**Supplied material**
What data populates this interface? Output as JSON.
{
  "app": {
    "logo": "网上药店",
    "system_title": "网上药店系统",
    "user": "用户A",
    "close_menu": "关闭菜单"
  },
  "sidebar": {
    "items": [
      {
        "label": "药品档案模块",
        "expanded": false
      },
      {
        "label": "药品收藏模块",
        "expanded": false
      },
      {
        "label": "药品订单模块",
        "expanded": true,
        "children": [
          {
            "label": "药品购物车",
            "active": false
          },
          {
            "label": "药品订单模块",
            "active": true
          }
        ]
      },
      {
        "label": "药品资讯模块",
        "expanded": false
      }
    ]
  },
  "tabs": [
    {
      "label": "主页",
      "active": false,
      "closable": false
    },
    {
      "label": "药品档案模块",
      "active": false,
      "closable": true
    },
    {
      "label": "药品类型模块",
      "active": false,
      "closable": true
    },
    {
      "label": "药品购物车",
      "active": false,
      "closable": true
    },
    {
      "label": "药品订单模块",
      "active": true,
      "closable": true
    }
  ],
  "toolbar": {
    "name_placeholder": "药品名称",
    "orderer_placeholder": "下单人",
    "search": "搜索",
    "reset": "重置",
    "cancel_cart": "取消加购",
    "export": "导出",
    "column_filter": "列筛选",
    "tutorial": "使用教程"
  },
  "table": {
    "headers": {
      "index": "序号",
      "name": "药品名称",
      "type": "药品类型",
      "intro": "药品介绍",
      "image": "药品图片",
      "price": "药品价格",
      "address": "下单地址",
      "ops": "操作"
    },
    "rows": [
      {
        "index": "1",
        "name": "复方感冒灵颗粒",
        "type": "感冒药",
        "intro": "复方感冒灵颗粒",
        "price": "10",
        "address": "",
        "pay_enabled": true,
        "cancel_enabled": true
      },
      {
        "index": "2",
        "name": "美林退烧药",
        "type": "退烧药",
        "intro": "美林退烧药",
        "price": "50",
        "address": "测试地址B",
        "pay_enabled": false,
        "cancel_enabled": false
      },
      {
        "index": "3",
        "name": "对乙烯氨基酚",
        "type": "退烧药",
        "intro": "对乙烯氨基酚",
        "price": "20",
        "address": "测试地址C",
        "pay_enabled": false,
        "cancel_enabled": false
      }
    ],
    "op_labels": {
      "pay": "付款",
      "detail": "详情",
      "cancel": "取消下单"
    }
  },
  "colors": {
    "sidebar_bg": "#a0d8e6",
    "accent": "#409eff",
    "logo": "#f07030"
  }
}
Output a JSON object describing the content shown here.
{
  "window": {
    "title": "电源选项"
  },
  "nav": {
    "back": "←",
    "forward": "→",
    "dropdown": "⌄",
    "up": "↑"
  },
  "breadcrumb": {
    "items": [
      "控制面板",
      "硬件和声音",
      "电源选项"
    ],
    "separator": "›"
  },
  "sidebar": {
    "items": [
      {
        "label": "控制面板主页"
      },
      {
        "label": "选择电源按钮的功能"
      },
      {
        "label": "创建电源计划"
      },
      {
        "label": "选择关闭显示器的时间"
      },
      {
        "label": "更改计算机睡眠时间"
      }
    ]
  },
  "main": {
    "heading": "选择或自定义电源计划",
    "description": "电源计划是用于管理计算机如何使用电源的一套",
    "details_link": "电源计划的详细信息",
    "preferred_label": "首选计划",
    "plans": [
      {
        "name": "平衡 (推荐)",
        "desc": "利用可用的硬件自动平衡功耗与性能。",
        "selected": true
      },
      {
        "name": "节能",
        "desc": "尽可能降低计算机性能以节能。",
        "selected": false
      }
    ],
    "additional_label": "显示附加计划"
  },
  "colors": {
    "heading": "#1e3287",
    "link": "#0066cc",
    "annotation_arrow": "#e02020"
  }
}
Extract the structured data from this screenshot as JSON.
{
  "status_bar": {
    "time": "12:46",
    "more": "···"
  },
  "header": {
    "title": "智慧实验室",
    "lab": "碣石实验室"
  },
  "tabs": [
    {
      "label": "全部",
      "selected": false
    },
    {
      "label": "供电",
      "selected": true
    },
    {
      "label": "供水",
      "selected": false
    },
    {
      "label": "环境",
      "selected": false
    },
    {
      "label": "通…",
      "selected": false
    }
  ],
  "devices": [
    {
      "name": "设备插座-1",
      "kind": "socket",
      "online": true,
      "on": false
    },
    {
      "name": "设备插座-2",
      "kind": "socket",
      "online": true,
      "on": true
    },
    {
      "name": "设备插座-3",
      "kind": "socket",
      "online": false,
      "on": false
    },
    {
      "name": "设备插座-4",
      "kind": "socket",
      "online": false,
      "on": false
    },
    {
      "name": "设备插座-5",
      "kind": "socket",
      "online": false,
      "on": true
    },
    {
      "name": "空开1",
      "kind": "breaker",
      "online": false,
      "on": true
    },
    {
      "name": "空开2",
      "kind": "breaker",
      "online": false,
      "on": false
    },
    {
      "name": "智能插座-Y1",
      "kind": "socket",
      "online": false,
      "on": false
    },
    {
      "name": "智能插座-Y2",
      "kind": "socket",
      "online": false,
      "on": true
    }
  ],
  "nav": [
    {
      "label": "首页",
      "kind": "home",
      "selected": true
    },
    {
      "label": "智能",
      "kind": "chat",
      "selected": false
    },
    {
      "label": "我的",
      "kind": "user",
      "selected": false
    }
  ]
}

--

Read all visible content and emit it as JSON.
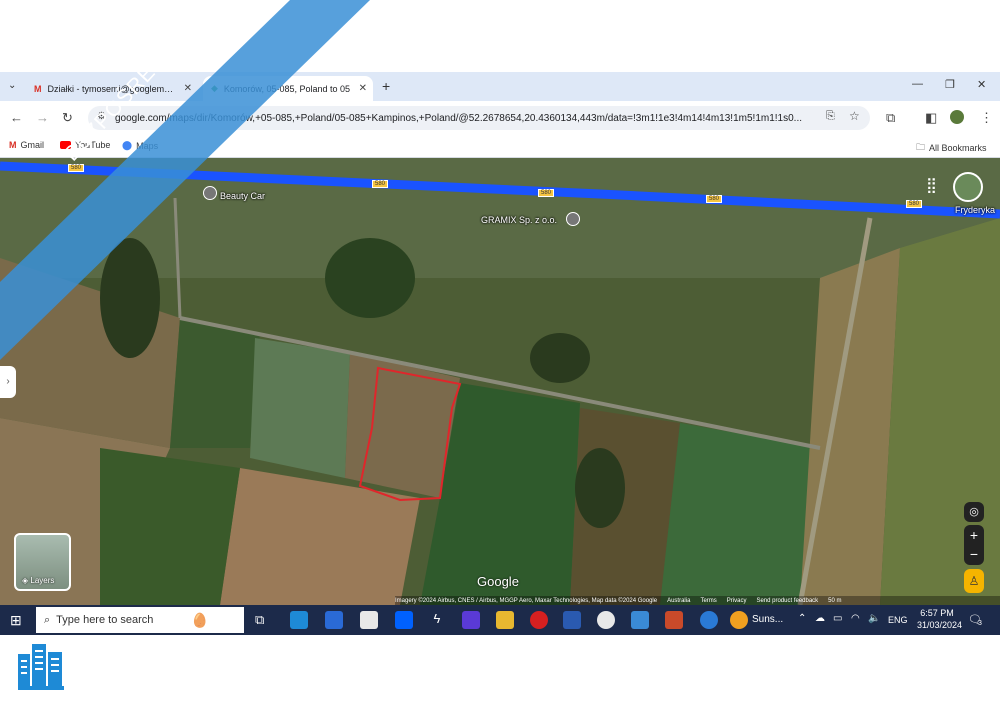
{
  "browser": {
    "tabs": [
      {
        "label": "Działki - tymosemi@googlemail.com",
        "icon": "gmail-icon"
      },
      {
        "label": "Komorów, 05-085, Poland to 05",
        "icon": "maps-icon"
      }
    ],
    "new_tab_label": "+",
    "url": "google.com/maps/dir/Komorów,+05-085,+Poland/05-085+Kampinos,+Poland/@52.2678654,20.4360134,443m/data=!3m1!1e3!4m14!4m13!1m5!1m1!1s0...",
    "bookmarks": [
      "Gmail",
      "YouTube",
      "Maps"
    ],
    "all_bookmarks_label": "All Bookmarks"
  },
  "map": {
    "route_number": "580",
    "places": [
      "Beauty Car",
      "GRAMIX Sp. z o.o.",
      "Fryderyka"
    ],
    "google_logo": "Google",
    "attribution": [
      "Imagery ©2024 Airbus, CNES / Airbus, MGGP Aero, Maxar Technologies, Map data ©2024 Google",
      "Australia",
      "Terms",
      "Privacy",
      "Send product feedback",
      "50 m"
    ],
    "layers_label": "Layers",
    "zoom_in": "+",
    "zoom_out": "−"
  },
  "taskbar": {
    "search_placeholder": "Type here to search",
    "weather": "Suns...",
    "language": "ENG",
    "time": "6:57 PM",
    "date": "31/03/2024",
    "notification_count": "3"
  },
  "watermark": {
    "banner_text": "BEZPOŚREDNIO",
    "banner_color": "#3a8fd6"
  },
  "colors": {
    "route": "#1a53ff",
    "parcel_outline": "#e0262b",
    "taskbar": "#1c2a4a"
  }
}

**Your goal**
Keep only the lines that hold the string "Output", and copy them out.

**Solution for this exercise**
What data populates this interface? Output as JSON.
Output a JSON object describing the content shown here.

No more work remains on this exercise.